Assigned task
The reply should match the listing below character for character, except that no image is carried over.

Dataset entries
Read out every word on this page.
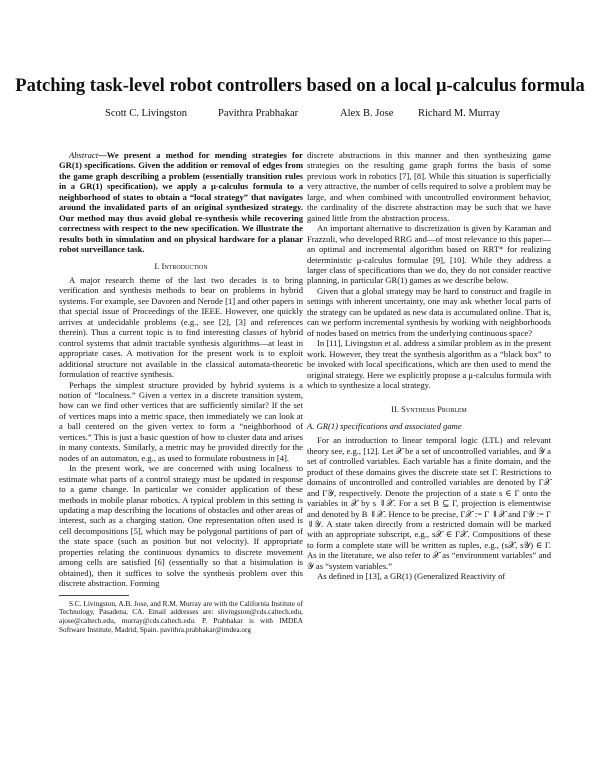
Patching task-level robot controllers based on a local μ-calculus formula
Scott C. Livingston	Pavithra Prabhakar	Alex B. Jose Richard M. Murray

Abstract—We present a method for mending strategies for GR(1) specifications. Given the addition or removal of edges from the game graph describing a problem (essentially transition rules in a GR(1) specification), we apply a μ-calculus formula to a neighborhood of states to obtain a “local strategy” that navigates around the invalidated parts of an original synthesized strategy. Our method may thus avoid global re-synthesis while recovering correctness with respect to the new specification. We illustrate the results both in simulation and on physical hardware for a planar robot surveillance task.

I. Introduction

A major research theme of the last two decades is to bring verification and synthesis methods to bear on problems in hybrid systems. For example, see Davoren and Nerode [1] and other papers in that special issue of Proceedings of the IEEE. However, one quickly arrives at undecidable problems (e.g., see [2], [3] and references therein). Thus a current topic is to find interesting classes of hybrid control systems that admit tractable synthesis algorithms—at least in appropriate cases. A motivation for the present work is to exploit additional structure not available in the classical automata-theoretic formulation of reactive synthesis.

Perhaps the simplest structure provided by hybrid systems is a notion of “localness.” Given a vertex in a discrete transition system, how can we find other vertices that are sufficiently similar? If the set of vertices maps into a metric space, then immediately we can look at a ball centered on the given vertex to form a “neighborhood of vertices.” This is just a basic question of how to cluster data and arises in many contexts. Similarly, a metric may be provided directly for the nodes of an automaton, e.g., as used to formulate robustness in [4].

In the present work, we are concerned with using localness to estimate what parts of a control strategy must be updated in response to a game change. In particular we consider application of these methods in mobile planar robotics. A typical problem in this setting is updating a map describing the locations of obstacles and other areas of interest, such as a charging station. One representation often used is cell decompositions [5], which may be polygonal partitions of part of the state space (such as position but not velocity). If appropriate properties relating the continuous dynamics to discrete movement among cells are satisfied [6] (essentially so that a bisimulation is obtained), then it suffices to solve the synthesis problem over this discrete abstraction. Forming

S.C. Livingston, A.B. Jose, and R.M. Murray are with the California Institute of Technology, Pasadena, CA. Email addresses are: slivingston@cds.caltech.edu, ajose@caltech.edu, murray@cds.caltech.edu. P. Prabhakar is with IMDEA Software Institute, Madrid, Spain. pavithra.prabhakar@imdea.org

discrete abstractions in this manner and then synthesizing game strategies on the resulting game graph forms the basis of some previous work in robotics [7], [8]. While this situation is superficially very attractive, the number of cells required to solve a problem may be large, and when combined with uncontrolled environment behavior, the cardinality of the discrete abstraction may be such that we have gained little from the abstraction process.

An important alternative to discretization is given by Karaman and Frazzoli, who developed RRG and—of most relevance to this paper—an optimal and incremental algorithm based on RRT* for realizing deterministic μ-calculus formulae [9], [10]. While they address a larger class of specifications than we do, they do not consider reactive planning, in particular GR(1) games as we describe below.

Given that a global strategy may be hard to construct and fragile in settings with inherent uncertainty, one may ask whether local parts of the strategy can be updated as new data is accumulated online. That is, can we perform incremental synthesis by working with neighborhoods of nodes based on metrics from the underlying continuous space?

In [11], Livingston et al. address a similar problem as in the present work. However, they treat the synthesis algorithm as a “black box” to be invoked with local specifications, which are then used to mend the original strategy. Here we explicitly propose a μ-calculus formula with which to synthesize a local strategy.

II. Synthesis Problem
A. GR(1) specifications and associated game

For an introduction to linear temporal logic (LTL) and relevant theory see, e.g., [12]. Let 𝒳 be a set of uncontrolled variables, and 𝒴 a set of controlled variables. Each variable has a finite domain, and the product of these domains gives the discrete state set Γ. Restrictions to domains of uncontrolled and controlled variables are denoted by Γ𝒳 and Γ𝒴, respectively. Denote the projection of a state s ∈ Γ onto the variables in 𝒳 by s ⇓𝒳. For a set B ⊆ Γ, projection is elementwise and denoted by B ⇓𝒳. Hence to be precise, Γ𝒳 := Γ ⇓𝒳 and Γ𝒴 := Γ ⇓𝒴. A state taken directly from a restricted domain will be marked with an appropriate subscript, e.g., s𝒳 ∈ Γ𝒳. Compositions of these to form a complete state will be written as tuples, e.g., (s𝒳, s𝒴) ∈ Γ. As in the literature, we also refer to 𝒳 as “environment variables” and 𝒴 as “system variables.”

As defined in [13], a GR(1) (Generalized Reactivity of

Response area
Read out every word on this page.
Patching task-level robot controllers based on a local μ-calculus formula
Scott C. Livingston	Pavithra Prabhakar	Alex B. Jose Richard M. Murray

Abstract—We present a method for mending strategies for GR(1) specifications. Given the addition or removal of edges from the game graph describing a problem (essentially transition rules in a GR(1) specification), we apply a μ-calculus formula to a neighborhood of states to obtain a “local strategy” that navigates around the invalidated parts of an original synthesized strategy. Our method may thus avoid global re-synthesis while recovering correctness with respect to the new specification. We illustrate the results both in simulation and on physical hardware for a planar robot surveillance task.

I. Introduction

A major research theme of the last two decades is to bring verification and synthesis methods to bear on problems in hybrid systems. For example, see Davoren and Nerode [1] and other papers in that special issue of Proceedings of the IEEE. However, one quickly arrives at undecidable problems (e.g., see [2], [3] and references therein). Thus a current topic is to find interesting classes of hybrid control systems that admit tractable synthesis algorithms—at least in appropriate cases. A motivation for the present work is to exploit additional structure not available in the classical automata-theoretic formulation of reactive synthesis.

Perhaps the simplest structure provided by hybrid systems is a notion of “localness.” Given a vertex in a discrete transition system, how can we find other vertices that are sufficiently similar? If the set of vertices maps into a metric space, then immediately we can look at a ball centered on the given vertex to form a “neighborhood of vertices.” This is just a basic question of how to cluster data and arises in many contexts. Similarly, a metric may be provided directly for the nodes of an automaton, e.g., as used to formulate robustness in [4].

In the present work, we are concerned with using localness to estimate what parts of a control strategy must be updated in response to a game change. In particular we consider application of these methods in mobile planar robotics. A typical problem in this setting is updating a map describing the locations of obstacles and other areas of interest, such as a charging station. One representation often used is cell decompositions [5], which may be polygonal partitions of part of the state space (such as position but not velocity). If appropriate properties relating the continuous dynamics to discrete movement among cells are satisfied [6] (essentially so that a bisimulation is obtained), then it suffices to solve the synthesis problem over this discrete abstraction. Forming

S.C. Livingston, A.B. Jose, and R.M. Murray are with the California Institute of Technology, Pasadena, CA. Email addresses are: slivingston@cds.caltech.edu, ajose@caltech.edu, murray@cds.caltech.edu. P. Prabhakar is with IMDEA Software Institute, Madrid, Spain. pavithra.prabhakar@imdea.org

discrete abstractions in this manner and then synthesizing game strategies on the resulting game graph forms the basis of some previous work in robotics [7], [8]. While this situation is superficially very attractive, the number of cells required to solve a problem may be large, and when combined with uncontrolled environment behavior, the cardinality of the discrete abstraction may be such that we have gained little from the abstraction process.

An important alternative to discretization is given by Karaman and Frazzoli, who developed RRG and—of most relevance to this paper—an optimal and incremental algorithm based on RRT* for realizing deterministic μ-calculus formulae [9], [10]. While they address a larger class of specifications than we do, they do not consider reactive planning, in particular GR(1) games as we describe below.

Given that a global strategy may be hard to construct and fragile in settings with inherent uncertainty, one may ask whether local parts of the strategy can be updated as new data is accumulated online. That is, can we perform incremental synthesis by working with neighborhoods of nodes based on metrics from the underlying continuous space?

In [11], Livingston et al. address a similar problem as in the present work. However, they treat the synthesis algorithm as a “black box” to be invoked with local specifications, which are then used to mend the original strategy. Here we explicitly propose a μ-calculus formula with which to synthesize a local strategy.

II. Synthesis Problem
A. GR(1) specifications and associated game

For an introduction to linear temporal logic (LTL) and relevant theory see, e.g., [12]. Let 𝒳 be a set of uncontrolled variables, and 𝒴 a set of controlled variables. Each variable has a finite domain, and the product of these domains gives the discrete state set Γ. Restrictions to domains of uncontrolled and controlled variables are denoted by Γ𝒳 and Γ𝒴, respectively. Denote the projection of a state s ∈ Γ onto the variables in 𝒳 by s ⇓𝒳. For a set B ⊆ Γ, projection is elementwise and denoted by B ⇓𝒳. Hence to be precise, Γ𝒳 := Γ ⇓𝒳 and Γ𝒴 := Γ ⇓𝒴. A state taken directly from a restricted domain will be marked with an appropriate subscript, e.g., s𝒳 ∈ Γ𝒳. Compositions of these to form a complete state will be written as tuples, e.g., (s𝒳, s𝒴) ∈ Γ. As in the literature, we also refer to 𝒳 as “environment variables” and 𝒴 as “system variables.”

As defined in [13], a GR(1) (Generalized Reactivity of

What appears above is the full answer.